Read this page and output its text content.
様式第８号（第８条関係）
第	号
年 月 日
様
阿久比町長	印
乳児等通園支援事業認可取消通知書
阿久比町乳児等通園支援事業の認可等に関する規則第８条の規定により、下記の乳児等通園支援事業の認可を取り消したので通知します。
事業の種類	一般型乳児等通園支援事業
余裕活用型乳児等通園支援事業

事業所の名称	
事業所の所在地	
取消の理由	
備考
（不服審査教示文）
★ ★ ★ ★
■ WHAT IS ASKED:
Write out the entries in full, exactly as given.

■ OUTPUT OF THE EXERCISE:
Read this page and output its text content.
様式第８号（第８条関係）
第	号
年 月 日
様
阿久比町長	印
乳児等通園支援事業認可取消通知書
阿久比町乳児等通園支援事業の認可等に関する規則第８条の規定により、下記の乳児等通園支援事業の認可を取り消したので通知します。
事業の種類	一般型乳児等通園支援事業
余裕活用型乳児等通園支援事業

事業所の名称	
事業所の所在地	
取消の理由	
備考
（不服審査教示文）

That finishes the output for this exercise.